━━━ STORED DATA ━━━

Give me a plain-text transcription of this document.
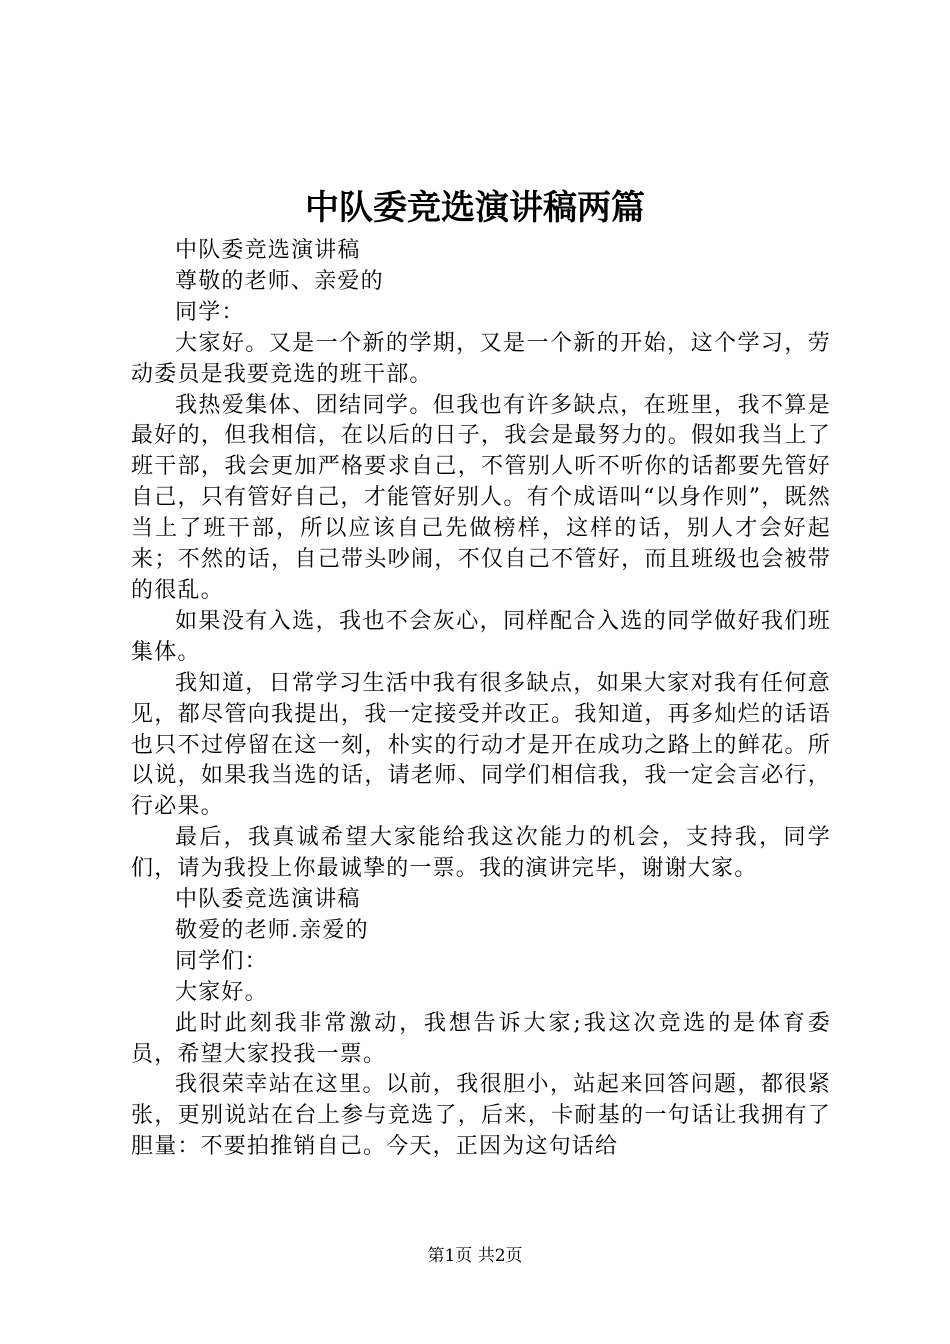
中队委竞选演讲稿两篇

中队委竞选演讲稿

尊敬的老师、亲爱的

同学：

大家好。又是一个新的学期，又是一个新的开始，这个学习，劳动委员是我要竞选的班干部。

我热爱集体、团结同学。但我也有许多缺点，在班里，我不算是最好的，但我相信，在以后的日子，我会是最努力的。假如我当上了班干部，我会更加严格要求自己，不管别人听不听你的话都要先管好自己，只有管好自己，才能管好别人。有个成语叫“以身作则”，既然当上了班干部，所以应该自己先做榜样，这样的话，别人才会好起来；不然的话，自己带头吵闹，不仅自己不管好，而且班级也会被带的很乱。

如果没有入选，我也不会灰心，同样配合入选的同学做好我们班集体。

我知道，日常学习生活中我有很多缺点，如果大家对我有任何意见，都尽管向我提出，我一定接受并改正。我知道，再多灿烂的话语也只不过停留在这一刻，朴实的行动才是开在成功之路上的鲜花。所以说，如果我当选的话，请老师、同学们相信我，我一定会言必行，行必果。

最后，我真诚希望大家能给我这次能力的机会，支持我，同学们，请为我投上你最诚挚的一票。我的演讲完毕，谢谢大家。

中队委竞选演讲稿

敬爱的老师.亲爱的

同学们：

大家好。

此时此刻我非常激动，我想告诉大家;我这次竞选的是体育委员，希望大家投我一票。

我很荣幸站在这里。以前，我很胆小，站起来回答问题，都很紧张，更别说站在台上参与竞选了，后来，卡耐基的一句话让我拥有了胆量：不要拍推销自己。今天，正因为这句话给

第1页 共2页
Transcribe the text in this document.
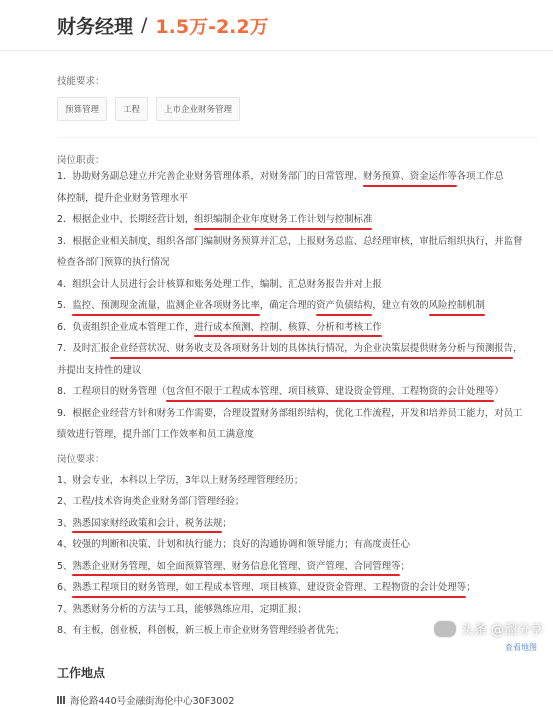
财务经理 / 1.5万-2.2万
技能要求：
预算管理	工程	上市企业财务管理
岗位职责：
1．协助财务副总建立并完善企业财务管理体系，对财务部门的日常管理、财务预算、资金运作等各项工作总
体控制，提升企业财务管理水平
2．根据企业中、长期经营计划，组织编制企业年度财务工作计划与控制标准
3．根据企业相关制度，组织各部门编制财务预算并汇总，上报财务总监、总经理审核，审批后组织执行，并监督
检查各部门预算的执行情况
4．组织会计人员进行会计核算和账务处理工作，编制、汇总财务报告并对上报
5．监控、预测现金流量，监测企业各项财务比率，确定合理的资产负债结构，建立有效的风险控制机制
6．负责组织企业成本管理工作，进行成本预测、控制、核算、分析和考核工作
7．及时汇报企业经营状况、财务收支及各项财务计划的具体执行情况，为企业决策层提供财务分析与预测报告，
并提出支持性的建议
8．工程项目的财务管理（包含但不限于工程成本管理、项目核算、建设资金管理、工程物资的会计处理等）
9．根据企业经营方针和财务工作需要，合理设置财务部组织结构，优化工作流程，开发和培养员工能力，对员工
绩效进行管理，提升部门工作效率和员工满意度
岗位要求：
1、财会专业，本科以上学历，3年以上财务经理管理经历；
2、工程/技术咨询类企业财务部门管理经验；
3、熟悉国家财经政策和会计、税务法规；
4、较强的判断和决策、计划和执行能力；良好的沟通协调和领导能力；有高度责任心
5、熟悉企业财务管理，如全面预算管理、财务信息化管理、资产管理、合同管理等；
6、熟悉工程项目的财务管理，如工程成本管理、项目核算、建设资金管理、工程物资的会计处理等；
7、熟悉财务分析的方法与工具，能够熟练应用，定期汇报；
8、有主板，创业板，科创板，新三板上市企业财务管理经验者优先；
工作地点
海伦路440号金融街海伦中心30F3002
头条 @溜分享
查看地图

━━━

GOAL: Repeat exactly the lines from the one containing "Transcribe the text in this document." through the last line of the records above, both included, and leave out the pictures.

WRITTEN RESPONSE:
Transcribe the text in this document.
财务经理 / 1.5万-2.2万
技能要求：
预算管理	工程	上市企业财务管理
岗位职责：
1．协助财务副总建立并完善企业财务管理体系，对财务部门的日常管理、财务预算、资金运作等各项工作总
体控制，提升企业财务管理水平
2．根据企业中、长期经营计划，组织编制企业年度财务工作计划与控制标准
3．根据企业相关制度，组织各部门编制财务预算并汇总，上报财务总监、总经理审核，审批后组织执行，并监督
检查各部门预算的执行情况
4．组织会计人员进行会计核算和账务处理工作，编制、汇总财务报告并对上报
5．监控、预测现金流量，监测企业各项财务比率，确定合理的资产负债结构，建立有效的风险控制机制
6．负责组织企业成本管理工作，进行成本预测、控制、核算、分析和考核工作
7．及时汇报企业经营状况、财务收支及各项财务计划的具体执行情况，为企业决策层提供财务分析与预测报告，
并提出支持性的建议
8．工程项目的财务管理（包含但不限于工程成本管理、项目核算、建设资金管理、工程物资的会计处理等）
9．根据企业经营方针和财务工作需要，合理设置财务部组织结构，优化工作流程，开发和培养员工能力，对员工
绩效进行管理，提升部门工作效率和员工满意度
岗位要求：
1、财会专业，本科以上学历，3年以上财务经理管理经历；
2、工程/技术咨询类企业财务部门管理经验；
3、熟悉国家财经政策和会计、税务法规；
4、较强的判断和决策、计划和执行能力；良好的沟通协调和领导能力；有高度责任心
5、熟悉企业财务管理，如全面预算管理、财务信息化管理、资产管理、合同管理等；
6、熟悉工程项目的财务管理，如工程成本管理、项目核算、建设资金管理、工程物资的会计处理等；
7、熟悉财务分析的方法与工具，能够熟练应用，定期汇报；
8、有主板，创业板，科创板，新三板上市企业财务管理经验者优先；
工作地点
海伦路440号金融街海伦中心30F3002
头条 @溜分享
查看地图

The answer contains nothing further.